The entries are to be returned exactly, with images left out.

### Stored items from a collection
>> BEGIN

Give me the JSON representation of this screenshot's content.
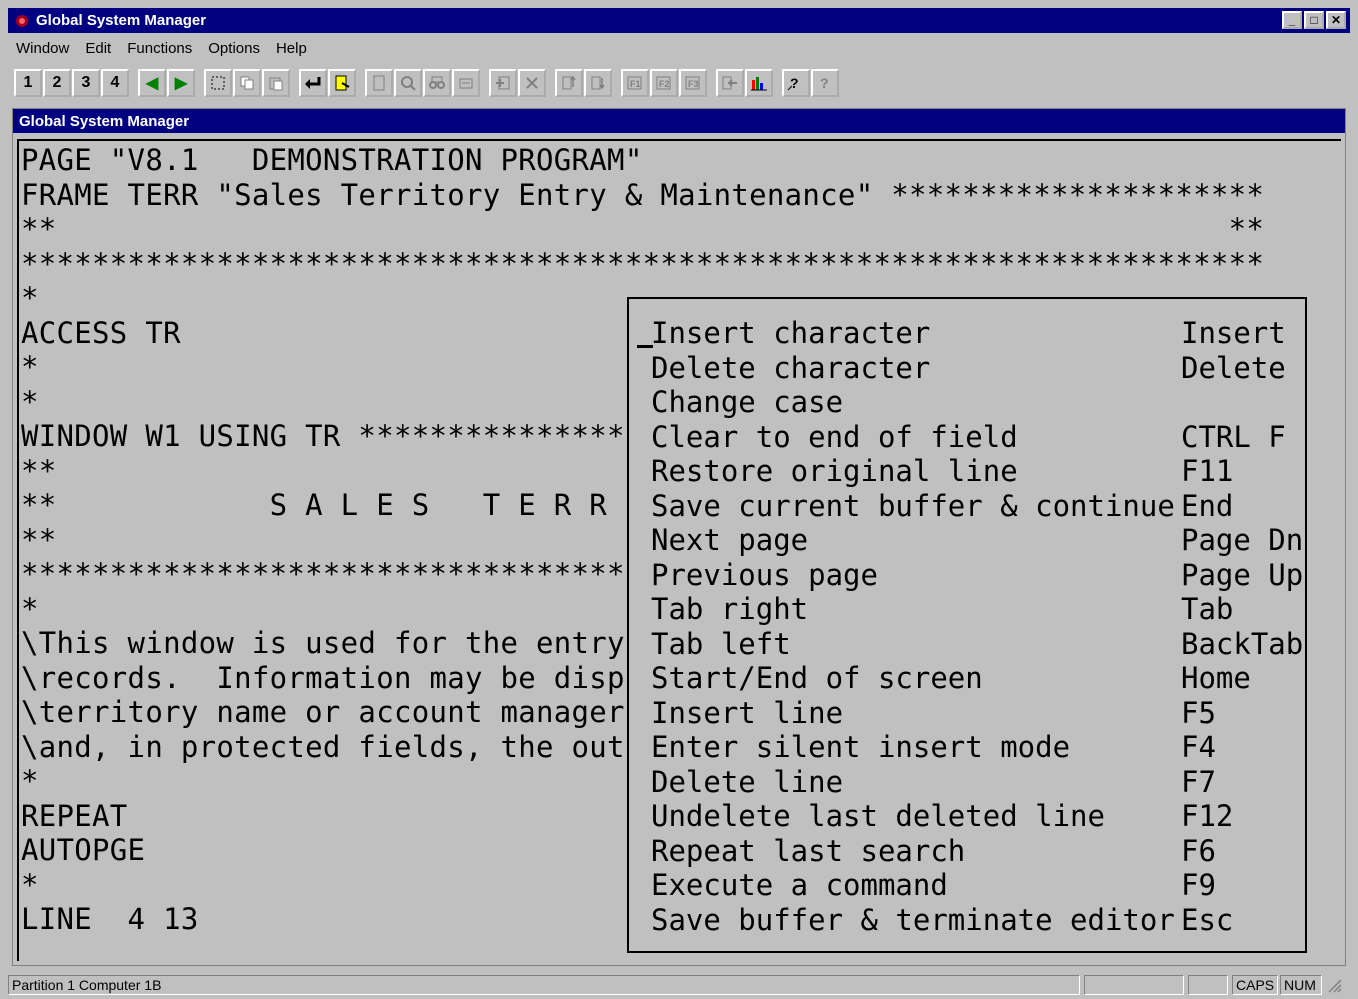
{
  "app": {
    "title": "Global System Manager",
    "controls": {
      "minimize": "_",
      "maximize": "□",
      "close": "✕"
    }
  },
  "menu": [
    "Window",
    "Edit",
    "Functions",
    "Options",
    "Help"
  ],
  "toolbar": {
    "numbers": [
      "1",
      "2",
      "3",
      "4"
    ],
    "nav": [
      "◀",
      "▶"
    ]
  },
  "child": {
    "title": "Global System Manager"
  },
  "terminal": {
    "lines": [
      "PAGE \"V8.1   DEMONSTRATION PROGRAM\"",
      "FRAME TERR \"Sales Territory Entry & Maintenance\" *********************",
      "**                                                                  **",
      "**********************************************************************",
      "*",
      "ACCESS TR",
      "*",
      "*",
      "WINDOW W1 USING TR ****************",
      "**",
      "**            S A L E S   T E R R I",
      "**",
      "**********************************",
      "*",
      "\\This window is used for the entry a",
      "\\records.  Information may be displa",
      "\\territory name or account manager.",
      "\\and, in protected fields, the outst",
      "*",
      "REPEAT",
      "AUTOPGE",
      "*",
      "LINE  4 13"
    ]
  },
  "help": {
    "rows": [
      {
        "action": "Insert character",
        "key": "Insert"
      },
      {
        "action": "Delete character",
        "key": "Delete"
      },
      {
        "action": "Change case",
        "key": ""
      },
      {
        "action": "Clear to end of field",
        "key": "CTRL F"
      },
      {
        "action": "Restore original line",
        "key": "F11"
      },
      {
        "action": "Save current buffer & continue",
        "key": "End"
      },
      {
        "action": "Next page",
        "key": "Page Dn"
      },
      {
        "action": "Previous page",
        "key": "Page Up"
      },
      {
        "action": "Tab right",
        "key": "Tab"
      },
      {
        "action": "Tab left",
        "key": "BackTab"
      },
      {
        "action": "Start/End of screen",
        "key": "Home"
      },
      {
        "action": "Insert line",
        "key": "F5"
      },
      {
        "action": "Enter silent insert mode",
        "key": "F4"
      },
      {
        "action": "Delete line",
        "key": "F7"
      },
      {
        "action": "Undelete last deleted line",
        "key": "F12"
      },
      {
        "action": "Repeat last search",
        "key": "F6"
      },
      {
        "action": "Execute a command",
        "key": "F9"
      },
      {
        "action": "Save buffer & terminate editor",
        "key": "Esc"
      }
    ]
  },
  "status": {
    "partition": "Partition 1 Computer 1B",
    "caps": "CAPS",
    "num": "NUM"
  }
}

>> END

### ANSWER TO THE TASK
Give me the JSON representation of this screenshot's content.
{
  "app": {
    "title": "Global System Manager",
    "controls": {
      "minimize": "_",
      "maximize": "□",
      "close": "✕"
    }
  },
  "menu": [
    "Window",
    "Edit",
    "Functions",
    "Options",
    "Help"
  ],
  "toolbar": {
    "numbers": [
      "1",
      "2",
      "3",
      "4"
    ],
    "nav": [
      "◀",
      "▶"
    ]
  },
  "child": {
    "title": "Global System Manager"
  },
  "terminal": {
    "lines": [
      "PAGE \"V8.1   DEMONSTRATION PROGRAM\"",
      "FRAME TERR \"Sales Territory Entry & Maintenance\" *********************",
      "**                                                                  **",
      "**********************************************************************",
      "*",
      "ACCESS TR",
      "*",
      "*",
      "WINDOW W1 USING TR ****************",
      "**",
      "**            S A L E S   T E R R I",
      "**",
      "**********************************",
      "*",
      "\\This window is used for the entry a",
      "\\records.  Information may be displa",
      "\\territory name or account manager.",
      "\\and, in protected fields, the outst",
      "*",
      "REPEAT",
      "AUTOPGE",
      "*",
      "LINE  4 13"
    ]
  },
  "help": {
    "rows": [
      {
        "action": "Insert character",
        "key": "Insert"
      },
      {
        "action": "Delete character",
        "key": "Delete"
      },
      {
        "action": "Change case",
        "key": ""
      },
      {
        "action": "Clear to end of field",
        "key": "CTRL F"
      },
      {
        "action": "Restore original line",
        "key": "F11"
      },
      {
        "action": "Save current buffer & continue",
        "key": "End"
      },
      {
        "action": "Next page",
        "key": "Page Dn"
      },
      {
        "action": "Previous page",
        "key": "Page Up"
      },
      {
        "action": "Tab right",
        "key": "Tab"
      },
      {
        "action": "Tab left",
        "key": "BackTab"
      },
      {
        "action": "Start/End of screen",
        "key": "Home"
      },
      {
        "action": "Insert line",
        "key": "F5"
      },
      {
        "action": "Enter silent insert mode",
        "key": "F4"
      },
      {
        "action": "Delete line",
        "key": "F7"
      },
      {
        "action": "Undelete last deleted line",
        "key": "F12"
      },
      {
        "action": "Repeat last search",
        "key": "F6"
      },
      {
        "action": "Execute a command",
        "key": "F9"
      },
      {
        "action": "Save buffer & terminate editor",
        "key": "Esc"
      }
    ]
  },
  "status": {
    "partition": "Partition 1 Computer 1B",
    "caps": "CAPS",
    "num": "NUM"
  }
}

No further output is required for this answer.